**Challenge**
Find the line that contains "Parse this screenshot: output"; then retype it and each line after it, exactly, through the final line of the data below.

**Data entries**
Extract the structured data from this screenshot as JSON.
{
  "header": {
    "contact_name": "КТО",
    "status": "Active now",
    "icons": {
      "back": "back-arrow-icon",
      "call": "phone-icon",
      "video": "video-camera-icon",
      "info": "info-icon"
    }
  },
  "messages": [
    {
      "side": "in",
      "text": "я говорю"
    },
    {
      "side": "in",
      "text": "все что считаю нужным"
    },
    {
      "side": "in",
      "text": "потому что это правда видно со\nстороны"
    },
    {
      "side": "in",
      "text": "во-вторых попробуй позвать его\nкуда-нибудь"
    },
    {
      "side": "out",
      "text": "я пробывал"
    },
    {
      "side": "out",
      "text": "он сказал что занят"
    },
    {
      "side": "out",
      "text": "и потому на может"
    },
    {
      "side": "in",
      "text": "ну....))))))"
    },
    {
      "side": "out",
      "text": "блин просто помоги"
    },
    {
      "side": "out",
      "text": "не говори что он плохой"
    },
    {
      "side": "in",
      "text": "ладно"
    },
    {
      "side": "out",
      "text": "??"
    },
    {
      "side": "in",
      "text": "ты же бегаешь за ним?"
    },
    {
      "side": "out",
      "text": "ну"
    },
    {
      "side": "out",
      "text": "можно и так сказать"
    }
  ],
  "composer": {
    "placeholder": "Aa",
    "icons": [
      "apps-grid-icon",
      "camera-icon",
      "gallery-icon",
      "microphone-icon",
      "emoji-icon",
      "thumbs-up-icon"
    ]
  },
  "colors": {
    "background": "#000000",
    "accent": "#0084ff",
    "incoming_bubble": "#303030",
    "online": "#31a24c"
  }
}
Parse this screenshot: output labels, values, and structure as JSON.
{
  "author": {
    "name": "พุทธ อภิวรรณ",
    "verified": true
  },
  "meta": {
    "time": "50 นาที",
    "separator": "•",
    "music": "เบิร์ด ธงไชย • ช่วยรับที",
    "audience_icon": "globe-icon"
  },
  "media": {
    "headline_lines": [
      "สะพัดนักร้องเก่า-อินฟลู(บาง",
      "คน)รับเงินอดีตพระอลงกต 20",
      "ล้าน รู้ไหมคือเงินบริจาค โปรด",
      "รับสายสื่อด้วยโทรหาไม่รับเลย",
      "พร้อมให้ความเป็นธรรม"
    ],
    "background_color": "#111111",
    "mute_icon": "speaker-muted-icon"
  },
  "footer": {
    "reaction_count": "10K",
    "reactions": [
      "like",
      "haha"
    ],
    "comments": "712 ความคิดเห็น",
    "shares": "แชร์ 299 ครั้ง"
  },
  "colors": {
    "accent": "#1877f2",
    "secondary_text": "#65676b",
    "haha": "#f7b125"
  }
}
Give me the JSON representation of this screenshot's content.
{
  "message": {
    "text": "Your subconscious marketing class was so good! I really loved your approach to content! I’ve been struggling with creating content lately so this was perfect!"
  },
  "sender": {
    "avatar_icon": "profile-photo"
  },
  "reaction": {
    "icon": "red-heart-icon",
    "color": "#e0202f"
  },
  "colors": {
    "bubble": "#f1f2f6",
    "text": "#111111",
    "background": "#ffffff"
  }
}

**Task output**
Parse this screenshot: output labels, values, and structure as JSON.
{
  "author": {
    "name": "พุทธ อภิวรรณ",
    "verified": true
  },
  "meta": {
    "time": "50 นาที",
    "separator": "•",
    "music": "เบิร์ด ธงไชย • ช่วยรับที",
    "audience_icon": "globe-icon"
  },
  "media": {
    "headline_lines": [
      "สะพัดนักร้องเก่า-อินฟลู(บาง",
      "คน)รับเงินอดีตพระอลงกต 20",
      "ล้าน รู้ไหมคือเงินบริจาค โปรด",
      "รับสายสื่อด้วยโทรหาไม่รับเลย",
      "พร้อมให้ความเป็นธรรม"
    ],
    "background_color": "#111111",
    "mute_icon": "speaker-muted-icon"
  },
  "footer": {
    "reaction_count": "10K",
    "reactions": [
      "like",
      "haha"
    ],
    "comments": "712 ความคิดเห็น",
    "shares": "แชร์ 299 ครั้ง"
  },
  "colors": {
    "accent": "#1877f2",
    "secondary_text": "#65676b",
    "haha": "#f7b125"
  }
}
Give me the JSON representation of this screenshot's content.
{
  "message": {
    "text": "Your subconscious marketing class was so good! I really loved your approach to content! I’ve been struggling with creating content lately so this was perfect!"
  },
  "sender": {
    "avatar_icon": "profile-photo"
  },
  "reaction": {
    "icon": "red-heart-icon",
    "color": "#e0202f"
  },
  "colors": {
    "bubble": "#f1f2f6",
    "text": "#111111",
    "background": "#ffffff"
  }
}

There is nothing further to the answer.